* [Task statement]:
Gather up every line that includes the string "badge".

** Start Input for this task **

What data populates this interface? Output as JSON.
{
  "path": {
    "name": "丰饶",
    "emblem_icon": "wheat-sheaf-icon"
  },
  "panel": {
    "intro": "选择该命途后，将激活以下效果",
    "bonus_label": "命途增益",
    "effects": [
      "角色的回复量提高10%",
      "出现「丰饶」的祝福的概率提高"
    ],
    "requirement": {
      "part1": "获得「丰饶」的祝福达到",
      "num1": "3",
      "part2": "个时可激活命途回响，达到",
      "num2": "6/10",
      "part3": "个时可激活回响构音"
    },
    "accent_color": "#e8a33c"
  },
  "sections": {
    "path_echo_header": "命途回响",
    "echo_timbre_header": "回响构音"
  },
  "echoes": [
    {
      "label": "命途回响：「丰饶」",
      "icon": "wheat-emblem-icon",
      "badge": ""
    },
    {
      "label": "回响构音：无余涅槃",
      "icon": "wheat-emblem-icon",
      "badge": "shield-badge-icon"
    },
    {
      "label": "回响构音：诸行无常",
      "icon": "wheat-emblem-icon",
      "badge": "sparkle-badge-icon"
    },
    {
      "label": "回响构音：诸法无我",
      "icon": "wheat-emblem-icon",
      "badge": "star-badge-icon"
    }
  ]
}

** End Input for this task **
** Start Input for this task **

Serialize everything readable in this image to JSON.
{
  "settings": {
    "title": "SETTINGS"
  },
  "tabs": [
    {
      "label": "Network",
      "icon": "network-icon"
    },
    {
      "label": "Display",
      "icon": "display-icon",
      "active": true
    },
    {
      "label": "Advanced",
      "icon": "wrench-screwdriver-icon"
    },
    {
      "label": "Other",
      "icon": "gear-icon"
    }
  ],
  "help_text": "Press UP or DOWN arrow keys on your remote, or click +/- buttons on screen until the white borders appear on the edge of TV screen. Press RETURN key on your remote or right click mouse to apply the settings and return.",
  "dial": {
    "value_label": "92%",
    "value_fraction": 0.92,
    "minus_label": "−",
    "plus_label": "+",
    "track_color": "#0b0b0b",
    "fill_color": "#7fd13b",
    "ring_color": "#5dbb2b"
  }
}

** End Input for this task **

* [Exercise result]:
      "badge": ""
      "badge": "shield-badge-icon"
      "badge": "sparkle-badge-icon"
      "badge": "star-badge-icon"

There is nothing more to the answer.